◆ **Exercise prompt**: Omit any picture, and return the remaining data exactly as written.

- - -

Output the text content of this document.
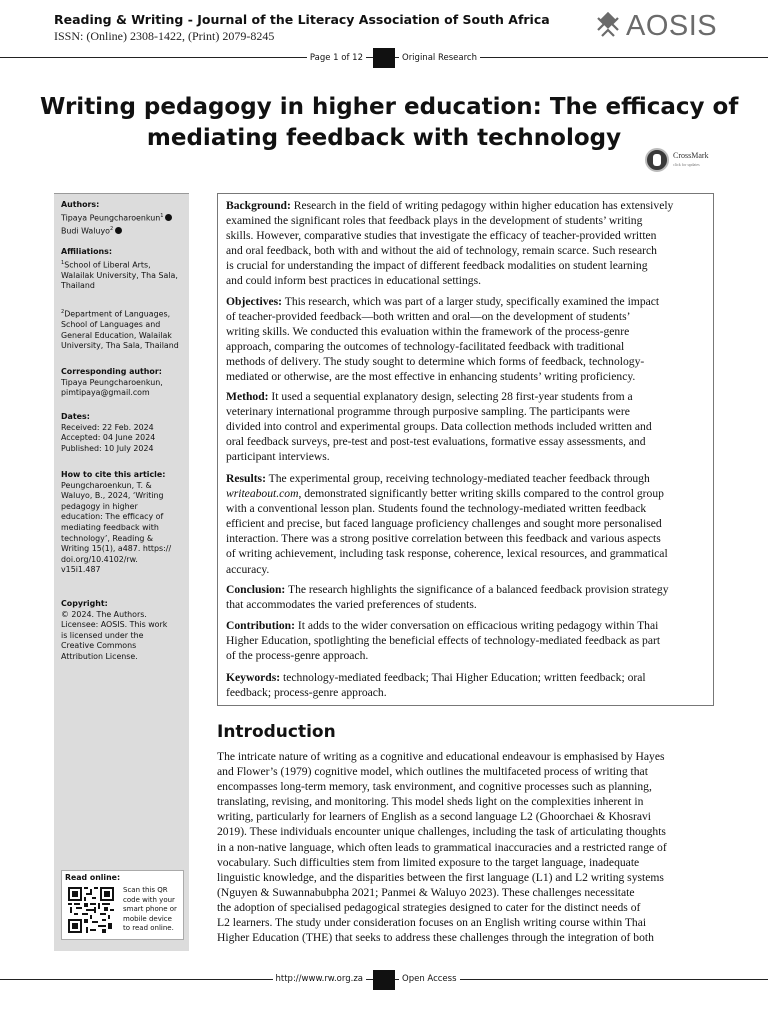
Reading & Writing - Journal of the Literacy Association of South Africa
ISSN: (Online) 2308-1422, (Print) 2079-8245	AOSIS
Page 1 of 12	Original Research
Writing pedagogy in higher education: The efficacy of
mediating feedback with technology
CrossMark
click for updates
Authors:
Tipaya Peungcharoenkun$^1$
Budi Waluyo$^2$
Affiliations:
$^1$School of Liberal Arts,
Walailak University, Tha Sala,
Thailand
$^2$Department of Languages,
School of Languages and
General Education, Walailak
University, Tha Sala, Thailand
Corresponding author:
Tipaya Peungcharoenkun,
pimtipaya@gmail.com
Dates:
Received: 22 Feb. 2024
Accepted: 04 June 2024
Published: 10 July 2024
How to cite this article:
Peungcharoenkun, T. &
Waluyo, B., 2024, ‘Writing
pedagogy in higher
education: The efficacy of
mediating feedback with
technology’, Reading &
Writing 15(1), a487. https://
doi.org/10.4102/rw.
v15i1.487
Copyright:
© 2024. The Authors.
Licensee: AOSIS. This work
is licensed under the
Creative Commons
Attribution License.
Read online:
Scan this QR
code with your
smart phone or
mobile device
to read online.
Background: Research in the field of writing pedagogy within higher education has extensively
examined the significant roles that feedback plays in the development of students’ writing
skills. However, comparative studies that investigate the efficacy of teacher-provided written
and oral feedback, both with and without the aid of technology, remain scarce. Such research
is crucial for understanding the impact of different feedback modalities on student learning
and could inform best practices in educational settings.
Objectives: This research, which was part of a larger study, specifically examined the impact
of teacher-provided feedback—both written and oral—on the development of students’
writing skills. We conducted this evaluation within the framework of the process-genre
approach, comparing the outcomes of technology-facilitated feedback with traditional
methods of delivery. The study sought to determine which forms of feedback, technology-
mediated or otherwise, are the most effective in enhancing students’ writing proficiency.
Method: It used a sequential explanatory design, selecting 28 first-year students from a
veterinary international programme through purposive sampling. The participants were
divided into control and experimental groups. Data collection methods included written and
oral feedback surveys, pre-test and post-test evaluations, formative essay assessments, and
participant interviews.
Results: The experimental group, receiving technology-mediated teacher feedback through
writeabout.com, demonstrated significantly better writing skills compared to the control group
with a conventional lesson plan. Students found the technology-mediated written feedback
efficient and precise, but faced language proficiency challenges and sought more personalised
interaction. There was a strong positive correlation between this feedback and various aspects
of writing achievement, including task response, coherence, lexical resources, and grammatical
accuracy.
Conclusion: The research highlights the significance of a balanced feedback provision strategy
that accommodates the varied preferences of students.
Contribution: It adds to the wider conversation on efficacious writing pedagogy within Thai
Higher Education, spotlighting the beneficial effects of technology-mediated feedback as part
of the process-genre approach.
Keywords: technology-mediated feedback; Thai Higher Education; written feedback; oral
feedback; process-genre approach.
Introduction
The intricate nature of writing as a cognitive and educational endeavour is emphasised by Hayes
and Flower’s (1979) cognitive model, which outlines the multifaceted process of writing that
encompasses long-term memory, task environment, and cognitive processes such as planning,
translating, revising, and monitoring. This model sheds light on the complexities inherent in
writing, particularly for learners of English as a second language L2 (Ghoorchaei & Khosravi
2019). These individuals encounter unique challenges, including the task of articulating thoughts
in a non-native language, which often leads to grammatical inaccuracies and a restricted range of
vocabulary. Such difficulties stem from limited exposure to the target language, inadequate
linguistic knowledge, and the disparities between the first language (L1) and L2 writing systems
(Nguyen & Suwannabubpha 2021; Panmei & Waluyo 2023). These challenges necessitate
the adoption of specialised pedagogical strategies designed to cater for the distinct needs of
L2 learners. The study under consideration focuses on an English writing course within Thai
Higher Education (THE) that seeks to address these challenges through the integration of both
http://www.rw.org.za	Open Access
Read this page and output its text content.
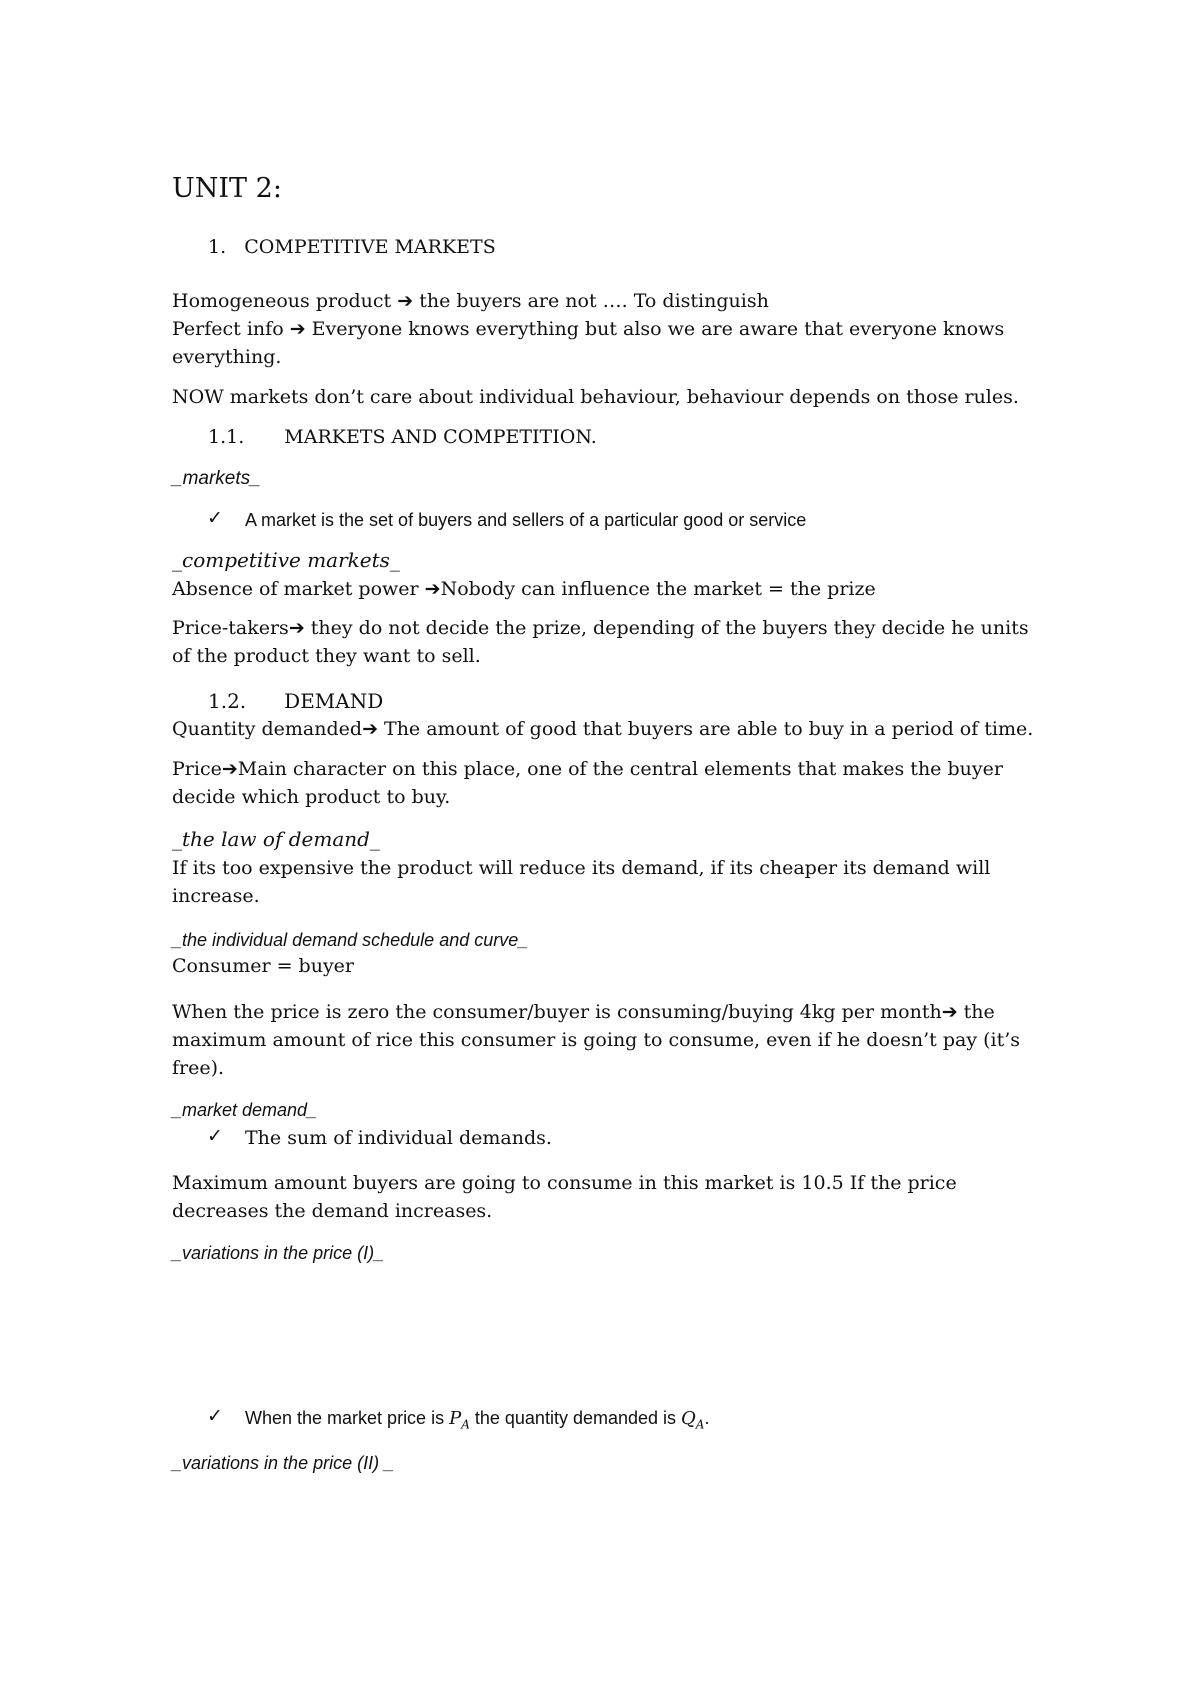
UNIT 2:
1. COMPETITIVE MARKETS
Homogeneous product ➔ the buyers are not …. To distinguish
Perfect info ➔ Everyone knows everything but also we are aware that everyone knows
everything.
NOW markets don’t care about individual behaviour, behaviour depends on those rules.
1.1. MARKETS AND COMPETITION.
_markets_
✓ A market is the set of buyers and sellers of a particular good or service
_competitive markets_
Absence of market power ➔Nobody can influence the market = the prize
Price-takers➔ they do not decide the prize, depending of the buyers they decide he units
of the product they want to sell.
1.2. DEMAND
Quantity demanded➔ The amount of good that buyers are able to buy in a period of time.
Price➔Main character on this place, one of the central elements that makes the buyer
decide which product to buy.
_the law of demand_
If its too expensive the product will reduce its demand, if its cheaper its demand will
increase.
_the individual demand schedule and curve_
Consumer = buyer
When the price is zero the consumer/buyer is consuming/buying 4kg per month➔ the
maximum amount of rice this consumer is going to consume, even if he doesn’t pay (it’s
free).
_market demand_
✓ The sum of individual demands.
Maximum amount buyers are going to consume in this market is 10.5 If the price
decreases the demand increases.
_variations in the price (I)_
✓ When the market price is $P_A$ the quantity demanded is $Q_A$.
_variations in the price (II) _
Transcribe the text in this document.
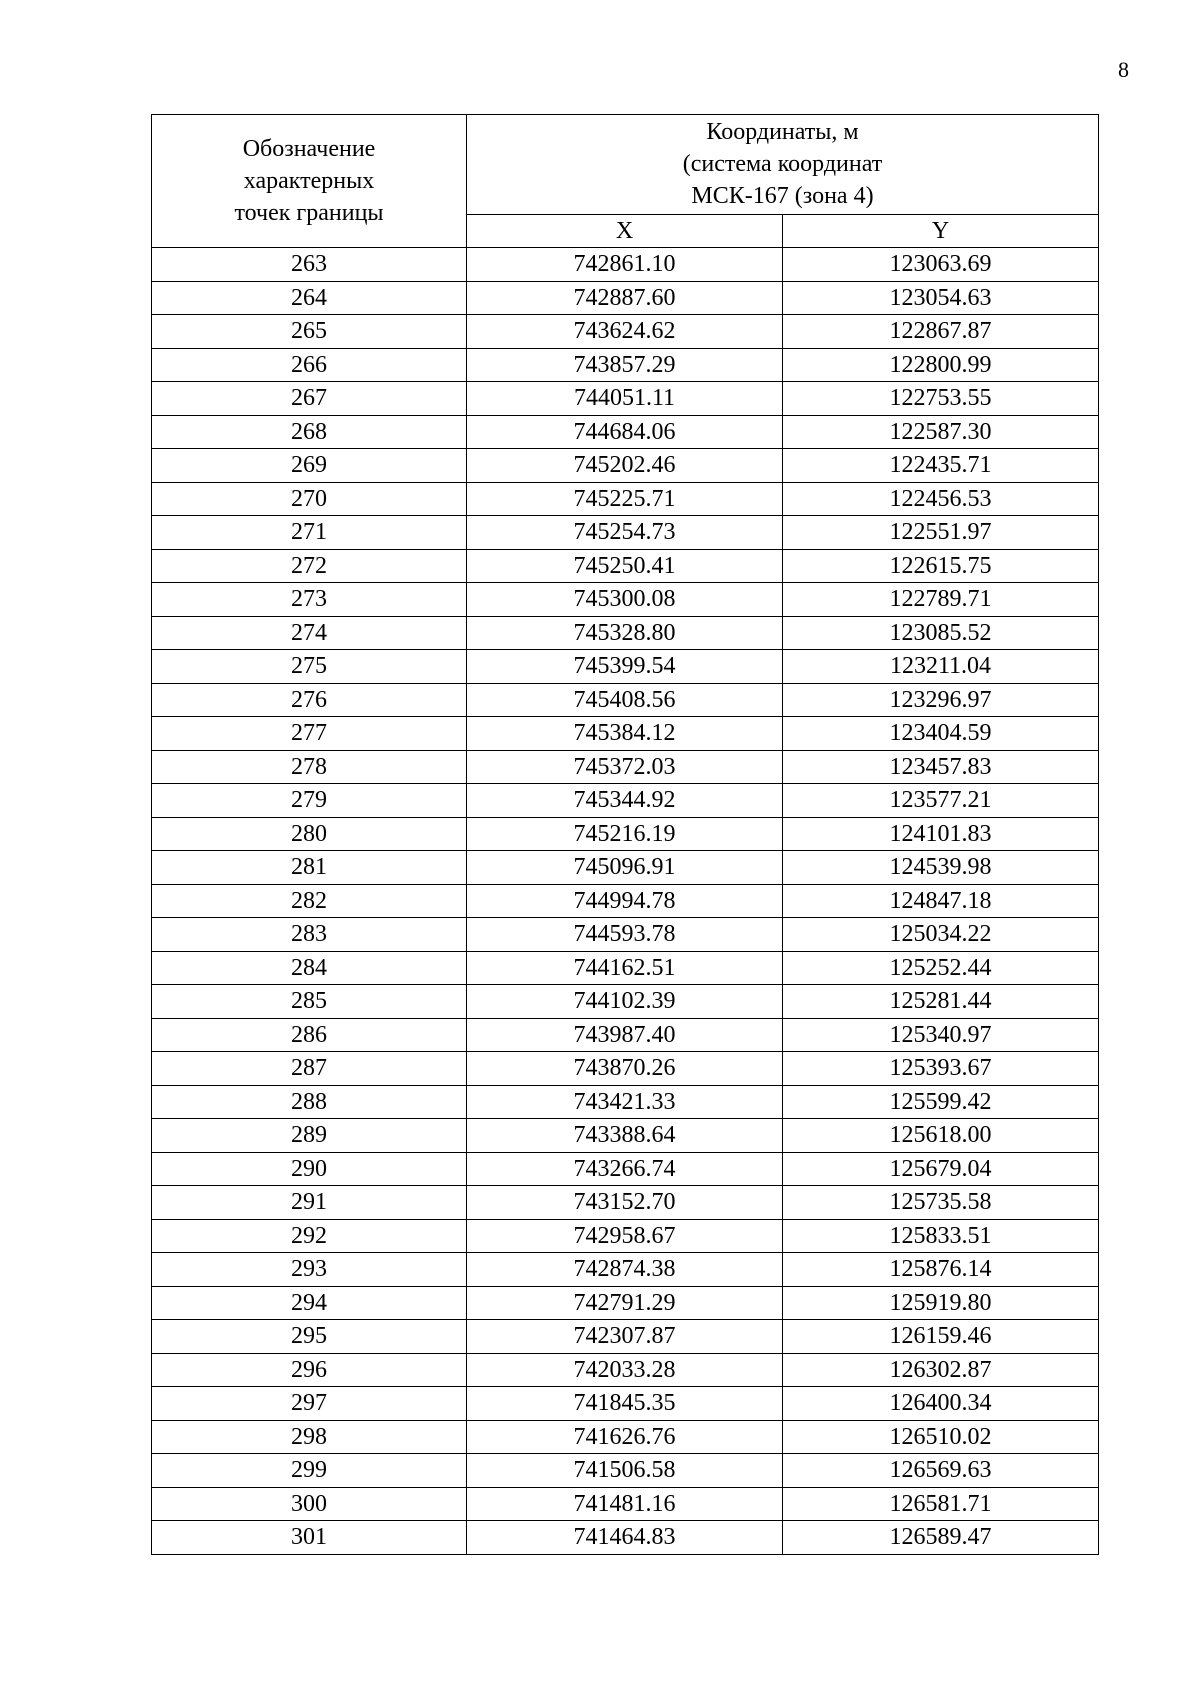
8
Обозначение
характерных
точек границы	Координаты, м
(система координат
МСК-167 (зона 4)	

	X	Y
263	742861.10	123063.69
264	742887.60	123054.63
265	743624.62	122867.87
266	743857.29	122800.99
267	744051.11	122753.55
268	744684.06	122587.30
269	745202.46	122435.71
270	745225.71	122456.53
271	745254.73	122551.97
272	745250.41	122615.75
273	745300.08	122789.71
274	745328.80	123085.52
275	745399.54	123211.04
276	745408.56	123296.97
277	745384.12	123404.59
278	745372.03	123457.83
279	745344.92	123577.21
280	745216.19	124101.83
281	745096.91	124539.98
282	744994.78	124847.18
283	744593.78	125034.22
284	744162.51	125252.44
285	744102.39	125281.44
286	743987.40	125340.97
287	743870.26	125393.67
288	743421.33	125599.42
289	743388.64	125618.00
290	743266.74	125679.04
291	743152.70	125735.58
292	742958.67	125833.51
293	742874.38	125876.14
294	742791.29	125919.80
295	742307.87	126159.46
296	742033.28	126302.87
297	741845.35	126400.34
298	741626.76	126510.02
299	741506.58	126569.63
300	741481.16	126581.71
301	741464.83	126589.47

- - -

◆ **Exercise result**:
Output the text content of this document.
Reading & Writing - Journal of the Literacy Association of South Africa
ISSN: (Online) 2308-1422, (Print) 2079-8245	AOSIS
Page 1 of 12	Original Research
Writing pedagogy in higher education: The efficacy of
mediating feedback with technology
CrossMark
click for updates
Authors:
Tipaya Peungcharoenkun$^1$
Budi Waluyo$^2$
Affiliations:
$^1$School of Liberal Arts,
Walailak University, Tha Sala,
Thailand
$^2$Department of Languages,
School of Languages and
General Education, Walailak
University, Tha Sala, Thailand
Corresponding author:
Tipaya Peungcharoenkun,
pimtipaya@gmail.com
Dates:
Received: 22 Feb. 2024
Accepted: 04 June 2024
Published: 10 July 2024
How to cite this article:
Peungcharoenkun, T. &
Waluyo, B., 2024, ‘Writing
pedagogy in higher
education: The efficacy of
mediating feedback with
technology’, Reading &
Writing 15(1), a487. https://
doi.org/10.4102/rw.
v15i1.487
Copyright:
© 2024. The Authors.
Licensee: AOSIS. This work
is licensed under the
Creative Commons
Attribution License.
Read online:
Scan this QR
code with your
smart phone or
mobile device
to read online.
Background: Research in the field of writing pedagogy within higher education has extensively
examined the significant roles that feedback plays in the development of students’ writing
skills. However, comparative studies that investigate the efficacy of teacher-provided written
and oral feedback, both with and without the aid of technology, remain scarce. Such research
is crucial for understanding the impact of different feedback modalities on student learning
and could inform best practices in educational settings.
Objectives: This research, which was part of a larger study, specifically examined the impact
of teacher-provided feedback—both written and oral—on the development of students’
writing skills. We conducted this evaluation within the framework of the process-genre
approach, comparing the outcomes of technology-facilitated feedback with traditional
methods of delivery. The study sought to determine which forms of feedback, technology-
mediated or otherwise, are the most effective in enhancing students’ writing proficiency.
Method: It used a sequential explanatory design, selecting 28 first-year students from a
veterinary international programme through purposive sampling. The participants were
divided into control and experimental groups. Data collection methods included written and
oral feedback surveys, pre-test and post-test evaluations, formative essay assessments, and
participant interviews.
Results: The experimental group, receiving technology-mediated teacher feedback through
writeabout.com, demonstrated significantly better writing skills compared to the control group
with a conventional lesson plan. Students found the technology-mediated written feedback
efficient and precise, but faced language proficiency challenges and sought more personalised
interaction. There was a strong positive correlation between this feedback and various aspects
of writing achievement, including task response, coherence, lexical resources, and grammatical
accuracy.
Conclusion: The research highlights the significance of a balanced feedback provision strategy
that accommodates the varied preferences of students.
Contribution: It adds to the wider conversation on efficacious writing pedagogy within Thai
Higher Education, spotlighting the beneficial effects of technology-mediated feedback as part
of the process-genre approach.
Keywords: technology-mediated feedback; Thai Higher Education; written feedback; oral
feedback; process-genre approach.
Introduction
The intricate nature of writing as a cognitive and educational endeavour is emphasised by Hayes
and Flower’s (1979) cognitive model, which outlines the multifaceted process of writing that
encompasses long-term memory, task environment, and cognitive processes such as planning,
translating, revising, and monitoring. This model sheds light on the complexities inherent in
writing, particularly for learners of English as a second language L2 (Ghoorchaei & Khosravi
2019). These individuals encounter unique challenges, including the task of articulating thoughts
in a non-native language, which often leads to grammatical inaccuracies and a restricted range of
vocabulary. Such difficulties stem from limited exposure to the target language, inadequate
linguistic knowledge, and the disparities between the first language (L1) and L2 writing systems
(Nguyen & Suwannabubpha 2021; Panmei & Waluyo 2023). These challenges necessitate
the adoption of specialised pedagogical strategies designed to cater for the distinct needs of
L2 learners. The study under consideration focuses on an English writing course within Thai
Higher Education (THE) that seeks to address these challenges through the integration of both
http://www.rw.org.za	Open Access
Read this page and output its text content.
UNIT 2:
1. COMPETITIVE MARKETS
Homogeneous product ➔ the buyers are not …. To distinguish
Perfect info ➔ Everyone knows everything but also we are aware that everyone knows
everything.
NOW markets don’t care about individual behaviour, behaviour depends on those rules.
1.1. MARKETS AND COMPETITION.
_markets_
✓ A market is the set of buyers and sellers of a particular good or service
_competitive markets_
Absence of market power ➔Nobody can influence the market = the prize
Price-takers➔ they do not decide the prize, depending of the buyers they decide he units
of the product they want to sell.
1.2. DEMAND
Quantity demanded➔ The amount of good that buyers are able to buy in a period of time.
Price➔Main character on this place, one of the central elements that makes the buyer
decide which product to buy.
_the law of demand_
If its too expensive the product will reduce its demand, if its cheaper its demand will
increase.
_the individual demand schedule and curve_
Consumer = buyer
When the price is zero the consumer/buyer is consuming/buying 4kg per month➔ the
maximum amount of rice this consumer is going to consume, even if he doesn’t pay (it’s
free).
_market demand_
✓ The sum of individual demands.
Maximum amount buyers are going to consume in this market is 10.5 If the price
decreases the demand increases.
_variations in the price (I)_
✓ When the market price is $P_A$ the quantity demanded is $Q_A$.
_variations in the price (II) _
Transcribe the text in this document.
8
Обозначение
характерных
точек границы	Координаты, м
(система координат
МСК-167 (зона 4)	

	X	Y
263	742861.10	123063.69
264	742887.60	123054.63
265	743624.62	122867.87
266	743857.29	122800.99
267	744051.11	122753.55
268	744684.06	122587.30
269	745202.46	122435.71
270	745225.71	122456.53
271	745254.73	122551.97
272	745250.41	122615.75
273	745300.08	122789.71
274	745328.80	123085.52
275	745399.54	123211.04
276	745408.56	123296.97
277	745384.12	123404.59
278	745372.03	123457.83
279	745344.92	123577.21
280	745216.19	124101.83
281	745096.91	124539.98
282	744994.78	124847.18
283	744593.78	125034.22
284	744162.51	125252.44
285	744102.39	125281.44
286	743987.40	125340.97
287	743870.26	125393.67
288	743421.33	125599.42
289	743388.64	125618.00
290	743266.74	125679.04
291	743152.70	125735.58
292	742958.67	125833.51
293	742874.38	125876.14
294	742791.29	125919.80
295	742307.87	126159.46
296	742033.28	126302.87
297	741845.35	126400.34
298	741626.76	126510.02
299	741506.58	126569.63
300	741481.16	126581.71
301	741464.83	126589.47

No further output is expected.